▶ **Aim of the exercise**
Identify the lines bearing the string "enfance" and gather them.

▶ **Records for the task**
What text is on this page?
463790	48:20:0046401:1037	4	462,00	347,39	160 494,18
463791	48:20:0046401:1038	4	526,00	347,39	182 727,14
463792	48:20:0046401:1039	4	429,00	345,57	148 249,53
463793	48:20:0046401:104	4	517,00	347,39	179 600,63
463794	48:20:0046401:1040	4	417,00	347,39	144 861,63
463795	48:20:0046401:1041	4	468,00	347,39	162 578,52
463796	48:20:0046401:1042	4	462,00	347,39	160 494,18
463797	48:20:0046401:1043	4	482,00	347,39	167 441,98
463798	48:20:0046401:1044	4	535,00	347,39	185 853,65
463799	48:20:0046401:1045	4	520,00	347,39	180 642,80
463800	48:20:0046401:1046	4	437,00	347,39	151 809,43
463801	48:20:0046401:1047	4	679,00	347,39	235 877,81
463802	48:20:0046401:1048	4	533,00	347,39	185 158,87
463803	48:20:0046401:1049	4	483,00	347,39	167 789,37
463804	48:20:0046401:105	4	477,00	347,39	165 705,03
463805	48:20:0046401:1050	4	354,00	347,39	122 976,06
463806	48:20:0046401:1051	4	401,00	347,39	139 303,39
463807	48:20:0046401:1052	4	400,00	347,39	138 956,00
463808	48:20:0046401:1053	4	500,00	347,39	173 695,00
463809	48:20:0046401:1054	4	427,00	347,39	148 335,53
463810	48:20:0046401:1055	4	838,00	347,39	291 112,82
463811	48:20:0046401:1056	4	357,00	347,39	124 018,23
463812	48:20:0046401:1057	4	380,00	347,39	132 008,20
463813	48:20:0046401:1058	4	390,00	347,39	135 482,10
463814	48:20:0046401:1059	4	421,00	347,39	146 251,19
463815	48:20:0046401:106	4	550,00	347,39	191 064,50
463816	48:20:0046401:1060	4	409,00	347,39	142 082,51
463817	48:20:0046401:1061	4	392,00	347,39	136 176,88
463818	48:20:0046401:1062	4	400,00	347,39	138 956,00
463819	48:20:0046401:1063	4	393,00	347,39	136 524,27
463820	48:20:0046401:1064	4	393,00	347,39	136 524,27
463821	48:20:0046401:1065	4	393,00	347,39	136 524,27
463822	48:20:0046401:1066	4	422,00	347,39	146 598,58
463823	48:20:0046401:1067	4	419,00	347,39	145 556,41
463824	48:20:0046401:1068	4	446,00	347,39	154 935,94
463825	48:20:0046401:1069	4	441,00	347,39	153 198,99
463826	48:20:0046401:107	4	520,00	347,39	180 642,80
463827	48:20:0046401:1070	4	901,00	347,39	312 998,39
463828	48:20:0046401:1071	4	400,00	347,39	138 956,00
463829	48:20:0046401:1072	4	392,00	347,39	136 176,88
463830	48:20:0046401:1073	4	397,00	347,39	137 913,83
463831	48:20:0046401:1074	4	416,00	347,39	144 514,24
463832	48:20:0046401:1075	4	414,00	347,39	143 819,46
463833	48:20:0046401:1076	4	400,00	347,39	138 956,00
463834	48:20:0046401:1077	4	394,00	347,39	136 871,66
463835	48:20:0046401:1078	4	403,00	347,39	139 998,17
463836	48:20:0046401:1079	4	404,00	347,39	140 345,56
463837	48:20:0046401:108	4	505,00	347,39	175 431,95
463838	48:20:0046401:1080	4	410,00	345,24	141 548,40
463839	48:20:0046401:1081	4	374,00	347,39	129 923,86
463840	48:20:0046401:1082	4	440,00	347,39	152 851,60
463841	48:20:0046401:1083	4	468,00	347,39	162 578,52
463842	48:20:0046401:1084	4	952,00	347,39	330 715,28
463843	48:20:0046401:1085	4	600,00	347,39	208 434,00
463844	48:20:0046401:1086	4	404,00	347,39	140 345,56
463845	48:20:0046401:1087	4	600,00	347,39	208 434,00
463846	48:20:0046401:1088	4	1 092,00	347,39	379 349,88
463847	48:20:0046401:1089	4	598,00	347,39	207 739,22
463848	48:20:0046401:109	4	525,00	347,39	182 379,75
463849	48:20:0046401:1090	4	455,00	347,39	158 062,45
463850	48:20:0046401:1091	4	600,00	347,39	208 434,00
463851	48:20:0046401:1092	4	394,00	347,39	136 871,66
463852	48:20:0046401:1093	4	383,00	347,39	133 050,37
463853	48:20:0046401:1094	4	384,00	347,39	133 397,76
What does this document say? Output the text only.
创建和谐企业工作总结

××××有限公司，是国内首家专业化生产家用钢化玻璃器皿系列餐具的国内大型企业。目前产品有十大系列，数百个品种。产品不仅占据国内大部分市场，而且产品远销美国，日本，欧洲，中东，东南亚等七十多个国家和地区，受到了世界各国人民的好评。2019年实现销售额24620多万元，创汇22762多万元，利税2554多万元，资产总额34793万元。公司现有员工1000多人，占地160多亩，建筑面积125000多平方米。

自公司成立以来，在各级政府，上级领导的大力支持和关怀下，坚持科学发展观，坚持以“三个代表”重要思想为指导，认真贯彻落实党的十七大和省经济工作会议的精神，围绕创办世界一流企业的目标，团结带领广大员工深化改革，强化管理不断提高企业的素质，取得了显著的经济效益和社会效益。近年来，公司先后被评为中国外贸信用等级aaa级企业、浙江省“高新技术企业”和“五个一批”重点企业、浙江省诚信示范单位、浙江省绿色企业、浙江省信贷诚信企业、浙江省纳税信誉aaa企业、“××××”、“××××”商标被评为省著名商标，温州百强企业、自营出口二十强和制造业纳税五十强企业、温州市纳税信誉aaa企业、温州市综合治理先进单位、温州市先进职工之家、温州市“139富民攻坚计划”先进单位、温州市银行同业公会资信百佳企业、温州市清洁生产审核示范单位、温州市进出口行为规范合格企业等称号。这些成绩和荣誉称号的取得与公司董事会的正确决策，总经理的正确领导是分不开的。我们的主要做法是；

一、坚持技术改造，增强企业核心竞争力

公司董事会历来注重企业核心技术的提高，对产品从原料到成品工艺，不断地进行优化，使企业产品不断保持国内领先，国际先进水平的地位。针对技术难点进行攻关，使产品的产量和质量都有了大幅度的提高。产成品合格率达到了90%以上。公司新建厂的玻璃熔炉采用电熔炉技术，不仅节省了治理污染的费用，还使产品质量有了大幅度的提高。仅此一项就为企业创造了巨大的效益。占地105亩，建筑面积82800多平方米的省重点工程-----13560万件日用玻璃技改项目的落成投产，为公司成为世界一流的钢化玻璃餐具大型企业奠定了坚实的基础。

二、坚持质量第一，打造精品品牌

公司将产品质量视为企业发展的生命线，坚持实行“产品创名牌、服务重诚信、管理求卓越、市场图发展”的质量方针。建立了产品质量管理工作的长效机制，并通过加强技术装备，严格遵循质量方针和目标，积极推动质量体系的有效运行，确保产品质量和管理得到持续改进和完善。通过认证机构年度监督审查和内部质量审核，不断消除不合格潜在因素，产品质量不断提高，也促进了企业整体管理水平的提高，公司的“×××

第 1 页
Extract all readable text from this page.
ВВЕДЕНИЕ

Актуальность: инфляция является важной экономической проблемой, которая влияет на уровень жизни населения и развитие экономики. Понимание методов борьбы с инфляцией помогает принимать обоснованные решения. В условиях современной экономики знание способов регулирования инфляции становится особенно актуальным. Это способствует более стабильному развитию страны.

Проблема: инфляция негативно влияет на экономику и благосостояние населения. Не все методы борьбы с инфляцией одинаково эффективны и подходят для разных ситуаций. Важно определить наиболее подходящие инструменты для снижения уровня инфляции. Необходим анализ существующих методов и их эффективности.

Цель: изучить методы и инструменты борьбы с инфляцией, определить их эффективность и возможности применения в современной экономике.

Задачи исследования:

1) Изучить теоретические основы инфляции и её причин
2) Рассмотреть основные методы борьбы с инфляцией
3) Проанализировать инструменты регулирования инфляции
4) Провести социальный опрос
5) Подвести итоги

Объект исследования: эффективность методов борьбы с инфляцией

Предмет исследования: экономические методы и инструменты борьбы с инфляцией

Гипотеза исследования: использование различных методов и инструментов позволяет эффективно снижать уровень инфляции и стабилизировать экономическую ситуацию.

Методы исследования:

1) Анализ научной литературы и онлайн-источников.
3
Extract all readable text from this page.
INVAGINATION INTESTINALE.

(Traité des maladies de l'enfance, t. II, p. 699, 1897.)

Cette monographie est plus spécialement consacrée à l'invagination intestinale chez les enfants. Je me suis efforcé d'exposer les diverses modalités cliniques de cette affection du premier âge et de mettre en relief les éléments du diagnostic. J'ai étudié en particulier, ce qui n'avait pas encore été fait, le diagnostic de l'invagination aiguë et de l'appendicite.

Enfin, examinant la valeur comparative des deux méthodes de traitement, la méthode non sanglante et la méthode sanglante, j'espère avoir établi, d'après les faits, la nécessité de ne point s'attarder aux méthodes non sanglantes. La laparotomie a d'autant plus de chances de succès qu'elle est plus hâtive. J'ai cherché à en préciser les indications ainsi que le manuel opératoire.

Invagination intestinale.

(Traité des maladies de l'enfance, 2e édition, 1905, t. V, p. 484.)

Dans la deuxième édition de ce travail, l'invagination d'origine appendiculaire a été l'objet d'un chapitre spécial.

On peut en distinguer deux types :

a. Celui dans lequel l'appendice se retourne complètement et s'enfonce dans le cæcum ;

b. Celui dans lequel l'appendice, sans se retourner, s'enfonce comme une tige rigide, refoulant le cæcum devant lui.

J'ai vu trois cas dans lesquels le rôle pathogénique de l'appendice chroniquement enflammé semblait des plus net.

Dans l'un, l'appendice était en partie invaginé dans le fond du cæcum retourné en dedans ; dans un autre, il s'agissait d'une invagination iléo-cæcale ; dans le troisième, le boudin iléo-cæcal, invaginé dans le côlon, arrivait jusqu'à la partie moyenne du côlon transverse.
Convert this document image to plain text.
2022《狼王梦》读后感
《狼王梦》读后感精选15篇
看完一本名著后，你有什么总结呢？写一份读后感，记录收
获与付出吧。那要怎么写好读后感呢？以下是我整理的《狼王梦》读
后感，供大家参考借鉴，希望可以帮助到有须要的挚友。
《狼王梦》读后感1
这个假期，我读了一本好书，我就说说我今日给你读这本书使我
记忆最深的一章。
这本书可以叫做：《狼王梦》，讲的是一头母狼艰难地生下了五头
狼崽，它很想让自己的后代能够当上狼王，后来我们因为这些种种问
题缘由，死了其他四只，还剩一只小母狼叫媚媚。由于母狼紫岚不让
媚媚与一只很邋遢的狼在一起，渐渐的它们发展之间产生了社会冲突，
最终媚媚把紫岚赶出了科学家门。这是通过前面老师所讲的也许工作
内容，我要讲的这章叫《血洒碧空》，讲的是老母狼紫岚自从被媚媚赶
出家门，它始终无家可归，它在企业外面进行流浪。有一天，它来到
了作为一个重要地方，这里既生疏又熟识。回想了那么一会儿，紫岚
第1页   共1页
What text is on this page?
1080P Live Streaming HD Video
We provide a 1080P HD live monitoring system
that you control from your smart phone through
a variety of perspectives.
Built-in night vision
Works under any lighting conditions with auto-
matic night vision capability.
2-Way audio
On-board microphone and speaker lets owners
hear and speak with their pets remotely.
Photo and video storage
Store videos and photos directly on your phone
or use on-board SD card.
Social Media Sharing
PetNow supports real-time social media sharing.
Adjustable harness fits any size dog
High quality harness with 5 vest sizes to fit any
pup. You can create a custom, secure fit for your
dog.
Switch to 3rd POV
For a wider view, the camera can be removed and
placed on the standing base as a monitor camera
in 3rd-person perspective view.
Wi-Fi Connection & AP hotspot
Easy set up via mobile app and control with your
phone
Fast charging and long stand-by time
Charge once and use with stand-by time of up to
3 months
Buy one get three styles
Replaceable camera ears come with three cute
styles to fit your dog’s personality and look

▶ **Expected answer**
(Traité des maladies de l'enfance, t. II, p. 699, 1897.)
(Traité des maladies de l'enfance, 2e édition, 1905, t. V, p. 484.)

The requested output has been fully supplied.